DIRECTIONS FOR THIS TASK
Rewrite the records below, changing "interactable" to "clickable" everywhere it appears and leaving all other text as it is.

(Box annotation data)
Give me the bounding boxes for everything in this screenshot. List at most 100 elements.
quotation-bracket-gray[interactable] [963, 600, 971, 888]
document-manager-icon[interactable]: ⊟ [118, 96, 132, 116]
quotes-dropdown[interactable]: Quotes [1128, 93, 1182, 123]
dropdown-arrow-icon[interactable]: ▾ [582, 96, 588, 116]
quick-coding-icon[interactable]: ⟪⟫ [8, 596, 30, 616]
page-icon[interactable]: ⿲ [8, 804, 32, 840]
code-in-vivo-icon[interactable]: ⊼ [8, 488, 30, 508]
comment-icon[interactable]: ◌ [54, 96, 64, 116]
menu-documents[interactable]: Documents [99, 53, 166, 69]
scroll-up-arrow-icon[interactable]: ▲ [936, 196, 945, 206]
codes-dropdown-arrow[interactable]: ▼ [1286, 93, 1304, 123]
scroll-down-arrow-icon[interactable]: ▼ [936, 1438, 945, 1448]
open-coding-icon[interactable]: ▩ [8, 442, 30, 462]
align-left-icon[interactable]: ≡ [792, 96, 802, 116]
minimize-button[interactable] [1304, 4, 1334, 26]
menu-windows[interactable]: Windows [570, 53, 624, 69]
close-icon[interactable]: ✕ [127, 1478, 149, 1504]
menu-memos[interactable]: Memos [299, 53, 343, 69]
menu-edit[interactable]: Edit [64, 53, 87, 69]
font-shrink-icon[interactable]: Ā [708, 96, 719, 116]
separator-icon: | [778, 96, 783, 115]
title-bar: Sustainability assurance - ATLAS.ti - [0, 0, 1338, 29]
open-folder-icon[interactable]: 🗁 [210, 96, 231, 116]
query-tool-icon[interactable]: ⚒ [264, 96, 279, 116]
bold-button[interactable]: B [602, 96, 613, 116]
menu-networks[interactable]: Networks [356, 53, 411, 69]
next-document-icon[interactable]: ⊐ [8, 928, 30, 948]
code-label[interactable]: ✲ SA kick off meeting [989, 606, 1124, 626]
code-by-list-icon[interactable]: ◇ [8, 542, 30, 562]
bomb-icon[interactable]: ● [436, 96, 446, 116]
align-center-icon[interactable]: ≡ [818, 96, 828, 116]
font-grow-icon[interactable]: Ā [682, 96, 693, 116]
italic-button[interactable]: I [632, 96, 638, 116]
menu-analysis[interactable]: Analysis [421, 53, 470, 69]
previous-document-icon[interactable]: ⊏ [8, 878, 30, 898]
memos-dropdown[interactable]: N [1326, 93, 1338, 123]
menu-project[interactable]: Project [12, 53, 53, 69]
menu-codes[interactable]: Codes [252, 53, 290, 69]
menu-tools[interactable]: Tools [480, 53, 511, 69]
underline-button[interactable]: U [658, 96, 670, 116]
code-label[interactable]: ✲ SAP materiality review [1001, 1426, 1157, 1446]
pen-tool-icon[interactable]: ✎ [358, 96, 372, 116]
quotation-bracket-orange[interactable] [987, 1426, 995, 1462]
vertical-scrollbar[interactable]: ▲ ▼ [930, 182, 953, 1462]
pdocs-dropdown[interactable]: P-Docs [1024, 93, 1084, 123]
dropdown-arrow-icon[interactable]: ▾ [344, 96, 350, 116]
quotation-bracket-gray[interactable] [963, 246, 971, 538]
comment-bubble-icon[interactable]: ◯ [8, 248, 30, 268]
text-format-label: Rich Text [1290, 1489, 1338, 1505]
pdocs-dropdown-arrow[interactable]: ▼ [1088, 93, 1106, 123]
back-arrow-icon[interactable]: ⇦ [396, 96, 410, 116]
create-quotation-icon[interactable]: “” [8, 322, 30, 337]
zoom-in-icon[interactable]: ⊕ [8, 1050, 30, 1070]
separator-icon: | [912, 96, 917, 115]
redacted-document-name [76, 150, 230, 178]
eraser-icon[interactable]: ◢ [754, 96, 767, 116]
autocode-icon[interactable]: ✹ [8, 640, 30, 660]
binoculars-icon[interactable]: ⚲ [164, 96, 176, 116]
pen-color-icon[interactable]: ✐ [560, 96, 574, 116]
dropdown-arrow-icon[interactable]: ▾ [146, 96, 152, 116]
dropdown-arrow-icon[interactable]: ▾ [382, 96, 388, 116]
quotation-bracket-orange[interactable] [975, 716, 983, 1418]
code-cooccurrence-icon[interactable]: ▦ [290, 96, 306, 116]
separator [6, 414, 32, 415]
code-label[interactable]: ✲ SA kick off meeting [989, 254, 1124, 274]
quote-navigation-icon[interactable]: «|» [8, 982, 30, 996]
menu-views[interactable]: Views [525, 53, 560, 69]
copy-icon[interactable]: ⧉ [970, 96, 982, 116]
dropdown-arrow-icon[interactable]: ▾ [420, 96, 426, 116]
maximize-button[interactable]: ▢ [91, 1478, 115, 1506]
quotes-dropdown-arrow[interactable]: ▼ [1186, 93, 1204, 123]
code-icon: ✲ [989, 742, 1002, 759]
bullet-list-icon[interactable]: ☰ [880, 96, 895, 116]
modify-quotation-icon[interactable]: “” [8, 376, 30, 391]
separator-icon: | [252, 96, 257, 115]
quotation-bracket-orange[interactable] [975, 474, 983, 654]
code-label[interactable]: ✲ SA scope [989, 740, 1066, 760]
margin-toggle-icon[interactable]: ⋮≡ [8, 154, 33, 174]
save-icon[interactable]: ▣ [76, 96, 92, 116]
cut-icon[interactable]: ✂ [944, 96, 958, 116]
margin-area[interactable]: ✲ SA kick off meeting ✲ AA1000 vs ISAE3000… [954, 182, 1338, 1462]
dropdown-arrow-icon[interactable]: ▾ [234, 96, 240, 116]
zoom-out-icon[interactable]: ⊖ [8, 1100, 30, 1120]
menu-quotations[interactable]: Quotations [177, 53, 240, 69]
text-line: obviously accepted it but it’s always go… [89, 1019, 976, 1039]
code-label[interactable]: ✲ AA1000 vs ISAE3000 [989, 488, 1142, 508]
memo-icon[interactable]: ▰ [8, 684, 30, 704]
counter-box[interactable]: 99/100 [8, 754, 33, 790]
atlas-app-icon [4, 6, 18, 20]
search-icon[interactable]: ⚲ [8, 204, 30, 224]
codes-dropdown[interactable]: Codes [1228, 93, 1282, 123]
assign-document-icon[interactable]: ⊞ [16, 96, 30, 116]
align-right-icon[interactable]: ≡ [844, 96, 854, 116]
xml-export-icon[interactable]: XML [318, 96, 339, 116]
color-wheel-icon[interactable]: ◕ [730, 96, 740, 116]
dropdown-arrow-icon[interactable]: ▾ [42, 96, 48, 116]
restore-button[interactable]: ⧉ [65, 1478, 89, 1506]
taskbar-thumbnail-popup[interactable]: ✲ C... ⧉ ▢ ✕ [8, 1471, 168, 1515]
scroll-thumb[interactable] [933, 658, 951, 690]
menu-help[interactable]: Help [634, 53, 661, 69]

CORRECT ANSWER
Give me the bounding boxes for everything in this screenshot. List at most 100 elements.
quotation-bracket-gray[clickable] [963, 600, 971, 888]
document-manager-icon[clickable]: ⊟ [118, 96, 132, 116]
quotes-dropdown[clickable]: Quotes [1128, 93, 1182, 123]
dropdown-arrow-icon[clickable]: ▾ [582, 96, 588, 116]
quick-coding-icon[clickable]: ⟪⟫ [8, 596, 30, 616]
page-icon[clickable]: ⿲ [8, 804, 32, 840]
code-in-vivo-icon[clickable]: ⊼ [8, 488, 30, 508]
comment-icon[clickable]: ◌ [54, 96, 64, 116]
menu-documents[clickable]: Documents [99, 53, 166, 69]
scroll-up-arrow-icon[clickable]: ▲ [936, 196, 945, 206]
codes-dropdown-arrow[clickable]: ▼ [1286, 93, 1304, 123]
scroll-down-arrow-icon[clickable]: ▼ [936, 1438, 945, 1448]
open-coding-icon[clickable]: ▩ [8, 442, 30, 462]
align-left-icon[clickable]: ≡ [792, 96, 802, 116]
minimize-button[clickable] [1304, 4, 1334, 26]
menu-windows[clickable]: Windows [570, 53, 624, 69]
close-icon[clickable]: ✕ [127, 1478, 149, 1504]
menu-memos[clickable]: Memos [299, 53, 343, 69]
menu-edit[clickable]: Edit [64, 53, 87, 69]
font-shrink-icon[clickable]: Ā [708, 96, 719, 116]
separator-icon: | [778, 96, 783, 115]
title-bar: Sustainability assurance - ATLAS.ti - [0, 0, 1338, 29]
open-folder-icon[clickable]: 🗁 [210, 96, 231, 116]
query-tool-icon[clickable]: ⚒ [264, 96, 279, 116]
bold-button[clickable]: B [602, 96, 613, 116]
menu-networks[clickable]: Networks [356, 53, 411, 69]
next-document-icon[clickable]: ⊐ [8, 928, 30, 948]
code-label[clickable]: ✲ SA kick off meeting [989, 606, 1124, 626]
code-by-list-icon[clickable]: ◇ [8, 542, 30, 562]
bomb-icon[clickable]: ● [436, 96, 446, 116]
align-center-icon[clickable]: ≡ [818, 96, 828, 116]
font-grow-icon[clickable]: Ā [682, 96, 693, 116]
italic-button[clickable]: I [632, 96, 638, 116]
menu-analysis[clickable]: Analysis [421, 53, 470, 69]
previous-document-icon[clickable]: ⊏ [8, 878, 30, 898]
memos-dropdown[clickable]: N [1326, 93, 1338, 123]
menu-project[clickable]: Project [12, 53, 53, 69]
menu-codes[clickable]: Codes [252, 53, 290, 69]
menu-tools[clickable]: Tools [480, 53, 511, 69]
underline-button[clickable]: U [658, 96, 670, 116]
code-label[clickable]: ✲ SAP materiality review [1001, 1426, 1157, 1446]
pen-tool-icon[clickable]: ✎ [358, 96, 372, 116]
quotation-bracket-orange[clickable] [987, 1426, 995, 1462]
vertical-scrollbar[clickable]: ▲ ▼ [930, 182, 953, 1462]
pdocs-dropdown[clickable]: P-Docs [1024, 93, 1084, 123]
dropdown-arrow-icon[clickable]: ▾ [344, 96, 350, 116]
quotation-bracket-gray[clickable] [963, 246, 971, 538]
comment-bubble-icon[clickable]: ◯ [8, 248, 30, 268]
text-format-label: Rich Text [1290, 1489, 1338, 1505]
pdocs-dropdown-arrow[clickable]: ▼ [1088, 93, 1106, 123]
back-arrow-icon[clickable]: ⇦ [396, 96, 410, 116]
create-quotation-icon[clickable]: “” [8, 322, 30, 337]
zoom-in-icon[clickable]: ⊕ [8, 1050, 30, 1070]
separator-icon: | [912, 96, 917, 115]
redacted-document-name [76, 150, 230, 178]
eraser-icon[clickable]: ◢ [754, 96, 767, 116]
autocode-icon[clickable]: ✹ [8, 640, 30, 660]
binoculars-icon[clickable]: ⚲ [164, 96, 176, 116]
pen-color-icon[clickable]: ✐ [560, 96, 574, 116]
dropdown-arrow-icon[clickable]: ▾ [146, 96, 152, 116]
dropdown-arrow-icon[clickable]: ▾ [382, 96, 388, 116]
quotation-bracket-orange[clickable] [975, 716, 983, 1418]
code-cooccurrence-icon[clickable]: ▦ [290, 96, 306, 116]
separator [6, 414, 32, 415]
code-label[clickable]: ✲ SA kick off meeting [989, 254, 1124, 274]
quote-navigation-icon[clickable]: «|» [8, 982, 30, 996]
menu-views[clickable]: Views [525, 53, 560, 69]
copy-icon[clickable]: ⧉ [970, 96, 982, 116]
dropdown-arrow-icon[clickable]: ▾ [420, 96, 426, 116]
maximize-button[clickable]: ▢ [91, 1478, 115, 1506]
quotes-dropdown-arrow[clickable]: ▼ [1186, 93, 1204, 123]
code-icon: ✲ [989, 742, 1002, 759]
bullet-list-icon[clickable]: ☰ [880, 96, 895, 116]
modify-quotation-icon[clickable]: “” [8, 376, 30, 391]
separator-icon: | [252, 96, 257, 115]
quotation-bracket-orange[clickable] [975, 474, 983, 654]
code-label[clickable]: ✲ SA scope [989, 740, 1066, 760]
margin-toggle-icon[clickable]: ⋮≡ [8, 154, 33, 174]
save-icon[clickable]: ▣ [76, 96, 92, 116]
cut-icon[clickable]: ✂ [944, 96, 958, 116]
margin-area[clickable]: ✲ SA kick off meeting ✲ AA1000 vs ISAE3000… [954, 182, 1338, 1462]
dropdown-arrow-icon[clickable]: ▾ [234, 96, 240, 116]
zoom-out-icon[clickable]: ⊖ [8, 1100, 30, 1120]
menu-quotations[clickable]: Quotations [177, 53, 240, 69]
text-line: obviously accepted it but it’s always go… [89, 1019, 976, 1039]
code-label[clickable]: ✲ AA1000 vs ISAE3000 [989, 488, 1142, 508]
memo-icon[clickable]: ▰ [8, 684, 30, 704]
counter-box[clickable]: 99/100 [8, 754, 33, 790]
atlas-app-icon [4, 6, 18, 20]
search-icon[clickable]: ⚲ [8, 204, 30, 224]
codes-dropdown[clickable]: Codes [1228, 93, 1282, 123]
assign-document-icon[clickable]: ⊞ [16, 96, 30, 116]
align-right-icon[clickable]: ≡ [844, 96, 854, 116]
xml-export-icon[clickable]: XML [318, 96, 339, 116]
color-wheel-icon[clickable]: ◕ [730, 96, 740, 116]
dropdown-arrow-icon[clickable]: ▾ [42, 96, 48, 116]
restore-button[clickable]: ⧉ [65, 1478, 89, 1506]
taskbar-thumbnail-popup[clickable]: ✲ C... ⧉ ▢ ✕ [8, 1471, 168, 1515]
scroll-thumb[clickable] [933, 658, 951, 690]
menu-help[clickable]: Help [634, 53, 661, 69]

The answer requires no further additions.